■ Data to process ■
★ ★ ★
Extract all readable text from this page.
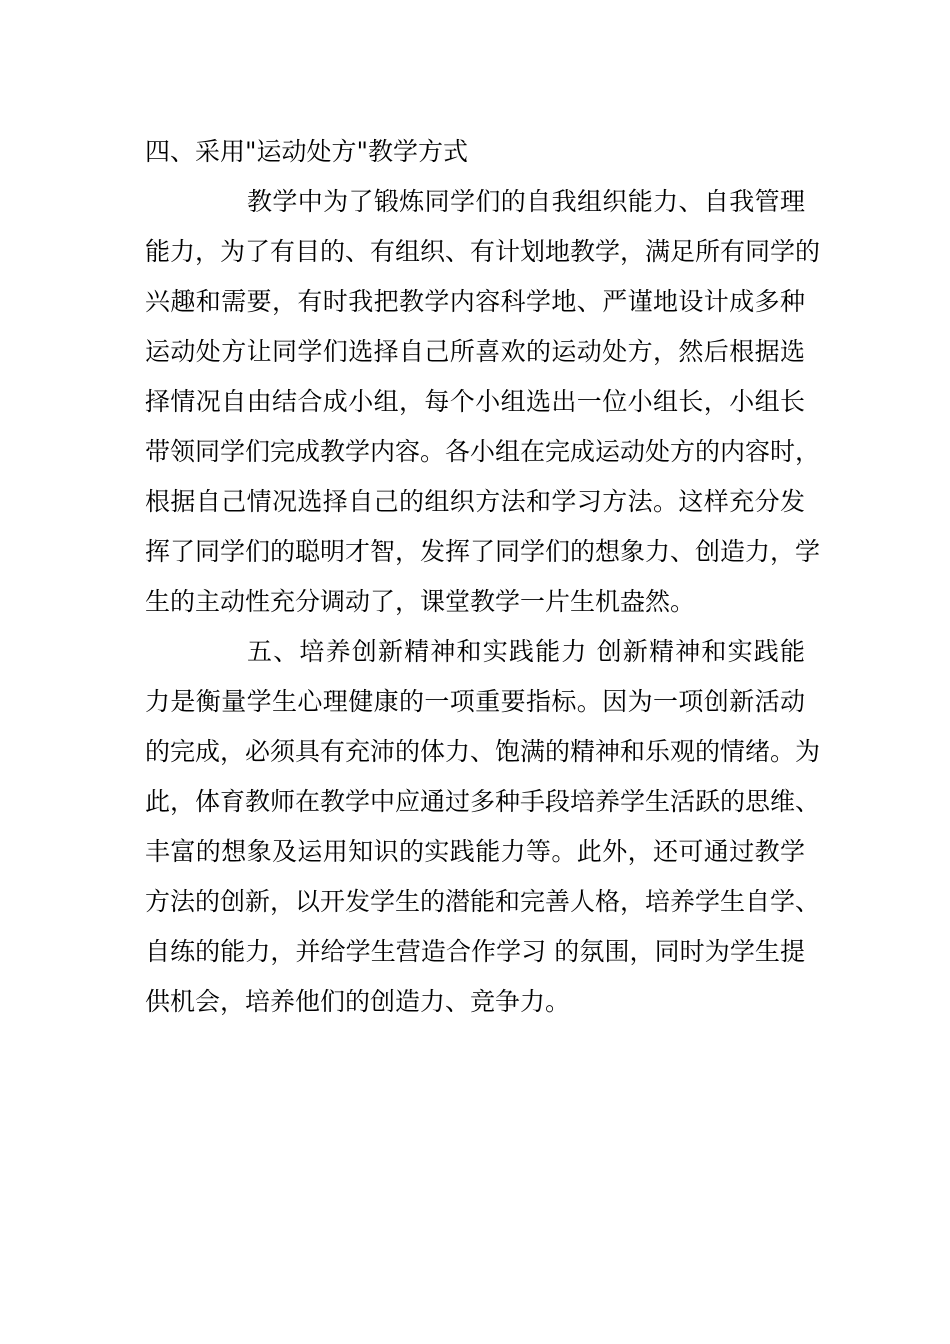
四、采用"运动处方"教学方式

教学中为了锻炼同学们的自我组织能力、自我管理
能力，为了有目的、有组织、有计划地教学，满足所有同学的
兴趣和需要，有时我把教学内容科学地、严谨地设计成多种
运动处方让同学们选择自己所喜欢的运动处方，然后根据选
择情况自由结合成小组，每个小组选出一位小组长，小组长
带领同学们完成教学内容。各小组在完成运动处方的内容时，
根据自己情况选择自己的组织方法和学习方法。这样充分发
挥了同学们的聪明才智，发挥了同学们的想象力、创造力，学
生的主动性充分调动了，课堂教学一片生机盎然。

五、培养创新精神和实践能力 创新精神和实践能
力是衡量学生心理健康的一项重要指标。因为一项创新活动
的完成，必须具有充沛的体力、饱满的精神和乐观的情绪。为
此，体育教师在教学中应通过多种手段培养学生活跃的思维、
丰富的想象及运用知识的实践能力等。此外，还可通过教学
方法的创新，以开发学生的潜能和完善人格，培养学生自学、
自练的能力，并给学生营造合作学习 的氛围，同时为学生提
供机会，培养他们的创造力、竞争力。
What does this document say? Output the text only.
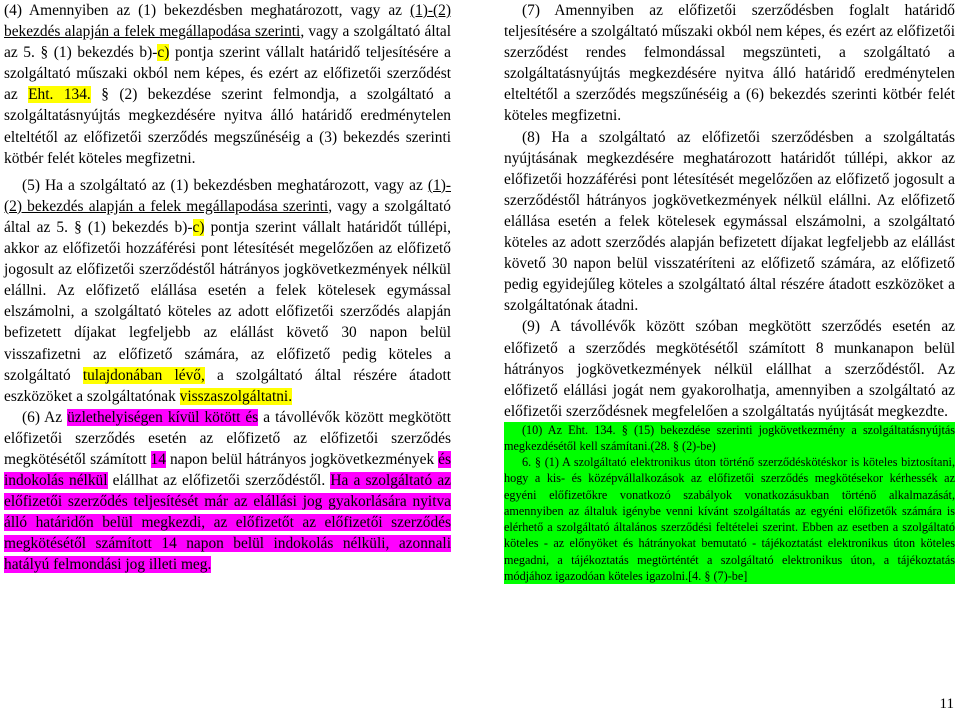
(4) Amennyiben az (1) bekezdésben meghatározott, vagy az (1)-(2) bekezdés alapján a felek megállapodása szerinti, vagy a szolgáltató által az 5. § (1) bekezdés b)-c) pontja szerint vállalt határidő teljesítésére a szolgáltató műszaki okból nem képes, és ezért az előfizetői szerződést az Eht. 134. § (2) bekezdése szerint felmondja, a szolgáltató a szolgáltatásnyújtás megkezdésére nyitva álló határidő eredménytelen elteltétől az előfizetői szerződés megszűnéséig a (3) bekezdés szerinti kötbér felét köteles megfizetni.

(5) Ha a szolgáltató az (1) bekezdésben meghatározott, vagy az (1)-(2) bekezdés alapján a felek megállapodása szerinti, vagy a szolgáltató által az 5. § (1) bekezdés b)-c) pontja szerint vállalt határidőt túllépi, akkor az előfizetői hozzáférési pont létesítését megelőzően az előfizető jogosult az előfizetői szerződéstől hátrányos jogkövetkezmények nélkül elállni. Az előfizető elállása esetén a felek kötelesek egymással elszámolni, a szolgáltató köteles az adott előfizetői szerződés alapján befizetett díjakat legfeljebb az elállást követő 30 napon belül visszafizetni az előfizető számára, az előfizető pedig köteles a szolgáltató tulajdonában lévő, a szolgáltató által részére átadott eszközöket a szolgáltatónak visszaszolgáltatni.

(6) Az üzlethelyiségen kívül kötött és a távollévők között megkötött előfizetői szerződés esetén az előfizető az előfizetői szerződés megkötésétől számított 14 napon belül hátrányos jogkövetkezmények és indokolás nélkül elállhat az előfizetői szerződéstől. Ha a szolgáltató az előfizetői szerződés teljesítését már az elállási jog gyakorlására nyitva álló határidőn belül megkezdi, az előfizetőt az előfizetői szerződés megkötésétől számított 14 napon belül indokolás nélküli, azonnali hatályú felmondási jog illeti meg.

(7) Amennyiben az előfizetői szerződésben foglalt határidő teljesítésére a szolgáltató műszaki okból nem képes, és ezért az előfizetői szerződést rendes felmondással megszünteti, a szolgáltató a szolgáltatásnyújtás megkezdésére nyitva álló határidő eredménytelen elteltétől a szerződés megszűnéséig a (6) bekezdés szerinti kötbér felét köteles megfizetni.

(8) Ha a szolgáltató az előfizetői szerződésben a szolgáltatás nyújtásának megkezdésére meghatározott határidőt túllépi, akkor az előfizetői hozzáférési pont létesítését megelőzően az előfizető jogosult a szerződéstől hátrányos jogkövetkezmények nélkül elállni. Az előfizető elállása esetén a felek kötelesek egymással elszámolni, a szolgáltató köteles az adott szerződés alapján befizetett díjakat legfeljebb az elállást követő 30 napon belül visszatéríteni az előfizető számára, az előfizető pedig egyidejűleg köteles a szolgáltató által részére átadott eszközöket a szolgáltatónak átadni.

(9) A távollévők között szóban megkötött szerződés esetén az előfizető a szerződés megkötésétől számított 8 munkanapon belül hátrányos jogkövetkezmények nélkül elállhat a szerződéstől. Az előfizető elállási jogát nem gyakorolhatja, amennyiben a szolgáltató az előfizetői szerződésnek megfelelően a szolgáltatás nyújtását megkezdte.

(10) Az Eht. 134. § (15) bekezdése szerinti jogkövetkezmény a szolgáltatásnyújtás megkezdésétől kell számítani.(28. § (2)-be)

6. § (1) A szolgáltató elektronikus úton történő szerződéskötéskor is köteles biztosítani, hogy a kis- és középvállalkozások az előfizetői szerződés megkötésekor kérhessék az egyéni előfizetőkre vonatkozó szabályok vonatkozásukban történő alkalmazását, amennyiben az általuk igénybe venni kívánt szolgáltatás az egyéni előfizetők számára is elérhető a szolgáltató általános szerződési feltételei szerint. Ebben az esetben a szolgáltató köteles - az előnyöket és hátrányokat bemutató - tájékoztatást elektronikus úton köteles megadni, a tájékoztatás megtörténtét a szolgáltató elektronikus úton, a tájékoztatás módjához igazodóan köteles igazolni.[4. § (7)-be]

11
★ ★ ★
■ Work to be completed ■
Each entry shown above must be quoted exactly, with its pictures left out.

■ Written answer ■
Extract all readable text from this page.
四、采用"运动处方"教学方式

教学中为了锻炼同学们的自我组织能力、自我管理
能力，为了有目的、有组织、有计划地教学，满足所有同学的
兴趣和需要，有时我把教学内容科学地、严谨地设计成多种
运动处方让同学们选择自己所喜欢的运动处方，然后根据选
择情况自由结合成小组，每个小组选出一位小组长，小组长
带领同学们完成教学内容。各小组在完成运动处方的内容时，
根据自己情况选择自己的组织方法和学习方法。这样充分发
挥了同学们的聪明才智，发挥了同学们的想象力、创造力，学
生的主动性充分调动了，课堂教学一片生机盎然。

五、培养创新精神和实践能力 创新精神和实践能
力是衡量学生心理健康的一项重要指标。因为一项创新活动
的完成，必须具有充沛的体力、饱满的精神和乐观的情绪。为
此，体育教师在教学中应通过多种手段培养学生活跃的思维、
丰富的想象及运用知识的实践能力等。此外，还可通过教学
方法的创新，以开发学生的潜能和完善人格，培养学生自学、
自练的能力，并给学生营造合作学习 的氛围，同时为学生提
供机会，培养他们的创造力、竞争力。
What does this document say? Output the text only.
(4) Amennyiben az (1) bekezdésben meghatározott, vagy az (1)-(2) bekezdés alapján a felek megállapodása szerinti, vagy a szolgáltató által az 5. § (1) bekezdés b)-c) pontja szerint vállalt határidő teljesítésére a szolgáltató műszaki okból nem képes, és ezért az előfizetői szerződést az Eht. 134. § (2) bekezdése szerint felmondja, a szolgáltató a szolgáltatásnyújtás megkezdésére nyitva álló határidő eredménytelen elteltétől az előfizetői szerződés megszűnéséig a (3) bekezdés szerinti kötbér felét köteles megfizetni.

(5) Ha a szolgáltató az (1) bekezdésben meghatározott, vagy az (1)-(2) bekezdés alapján a felek megállapodása szerinti, vagy a szolgáltató által az 5. § (1) bekezdés b)-c) pontja szerint vállalt határidőt túllépi, akkor az előfizetői hozzáférési pont létesítését megelőzően az előfizető jogosult az előfizetői szerződéstől hátrányos jogkövetkezmények nélkül elállni. Az előfizető elállása esetén a felek kötelesek egymással elszámolni, a szolgáltató köteles az adott előfizetői szerződés alapján befizetett díjakat legfeljebb az elállást követő 30 napon belül visszafizetni az előfizető számára, az előfizető pedig köteles a szolgáltató tulajdonában lévő, a szolgáltató által részére átadott eszközöket a szolgáltatónak visszaszolgáltatni.

(6) Az üzlethelyiségen kívül kötött és a távollévők között megkötött előfizetői szerződés esetén az előfizető az előfizetői szerződés megkötésétől számított 14 napon belül hátrányos jogkövetkezmények és indokolás nélkül elállhat az előfizetői szerződéstől. Ha a szolgáltató az előfizetői szerződés teljesítését már az elállási jog gyakorlására nyitva álló határidőn belül megkezdi, az előfizetőt az előfizetői szerződés megkötésétől számított 14 napon belül indokolás nélküli, azonnali hatályú felmondási jog illeti meg.

(7) Amennyiben az előfizetői szerződésben foglalt határidő teljesítésére a szolgáltató műszaki okból nem képes, és ezért az előfizetői szerződést rendes felmondással megszünteti, a szolgáltató a szolgáltatásnyújtás megkezdésére nyitva álló határidő eredménytelen elteltétől a szerződés megszűnéséig a (6) bekezdés szerinti kötbér felét köteles megfizetni.

(8) Ha a szolgáltató az előfizetői szerződésben a szolgáltatás nyújtásának megkezdésére meghatározott határidőt túllépi, akkor az előfizetői hozzáférési pont létesítését megelőzően az előfizető jogosult a szerződéstől hátrányos jogkövetkezmények nélkül elállni. Az előfizető elállása esetén a felek kötelesek egymással elszámolni, a szolgáltató köteles az adott szerződés alapján befizetett díjakat legfeljebb az elállást követő 30 napon belül visszatéríteni az előfizető számára, az előfizető pedig egyidejűleg köteles a szolgáltató által részére átadott eszközöket a szolgáltatónak átadni.

(9) A távollévők között szóban megkötött szerződés esetén az előfizető a szerződés megkötésétől számított 8 munkanapon belül hátrányos jogkövetkezmények nélkül elállhat a szerződéstől. Az előfizető elállási jogát nem gyakorolhatja, amennyiben a szolgáltató az előfizetői szerződésnek megfelelően a szolgáltatás nyújtását megkezdte.

(10) Az Eht. 134. § (15) bekezdése szerinti jogkövetkezmény a szolgáltatásnyújtás megkezdésétől kell számítani.(28. § (2)-be)

6. § (1) A szolgáltató elektronikus úton történő szerződéskötéskor is köteles biztosítani, hogy a kis- és középvállalkozások az előfizetői szerződés megkötésekor kérhessék az egyéni előfizetőkre vonatkozó szabályok vonatkozásukban történő alkalmazását, amennyiben az általuk igénybe venni kívánt szolgáltatás az egyéni előfizetők számára is elérhető a szolgáltató általános szerződési feltételei szerint. Ebben az esetben a szolgáltató köteles - az előnyöket és hátrányokat bemutató - tájékoztatást elektronikus úton köteles megadni, a tájékoztatás megtörténtét a szolgáltató elektronikus úton, a tájékoztatás módjához igazodóan köteles igazolni.[4. § (7)-be]

11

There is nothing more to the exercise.